Exercise
Reproduce all of the data exactly.

-- START Material provided --

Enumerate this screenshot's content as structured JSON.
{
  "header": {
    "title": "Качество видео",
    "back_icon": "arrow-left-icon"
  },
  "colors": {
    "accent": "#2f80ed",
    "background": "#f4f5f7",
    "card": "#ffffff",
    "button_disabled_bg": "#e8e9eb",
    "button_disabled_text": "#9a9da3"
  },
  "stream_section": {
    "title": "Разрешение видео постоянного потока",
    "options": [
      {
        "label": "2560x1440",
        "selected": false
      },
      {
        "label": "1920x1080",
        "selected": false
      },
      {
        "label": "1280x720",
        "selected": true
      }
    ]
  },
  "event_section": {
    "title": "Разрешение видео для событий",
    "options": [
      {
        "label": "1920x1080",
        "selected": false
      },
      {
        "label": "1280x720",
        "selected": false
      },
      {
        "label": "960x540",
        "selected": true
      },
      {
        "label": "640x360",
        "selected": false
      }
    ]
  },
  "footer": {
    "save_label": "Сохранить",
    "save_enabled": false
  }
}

-- END Material provided --

Result for this exercise
Enumerate this screenshot's content as structured JSON.
{
  "header": {
    "title": "Качество видео",
    "back_icon": "arrow-left-icon"
  },
  "colors": {
    "accent": "#2f80ed",
    "background": "#f4f5f7",
    "card": "#ffffff",
    "button_disabled_bg": "#e8e9eb",
    "button_disabled_text": "#9a9da3"
  },
  "stream_section": {
    "title": "Разрешение видео постоянного потока",
    "options": [
      {
        "label": "2560x1440",
        "selected": false
      },
      {
        "label": "1920x1080",
        "selected": false
      },
      {
        "label": "1280x720",
        "selected": true
      }
    ]
  },
  "event_section": {
    "title": "Разрешение видео для событий",
    "options": [
      {
        "label": "1920x1080",
        "selected": false
      },
      {
        "label": "1280x720",
        "selected": false
      },
      {
        "label": "960x540",
        "selected": true
      },
      {
        "label": "640x360",
        "selected": false
      }
    ]
  },
  "footer": {
    "save_label": "Сохранить",
    "save_enabled": false
  }
}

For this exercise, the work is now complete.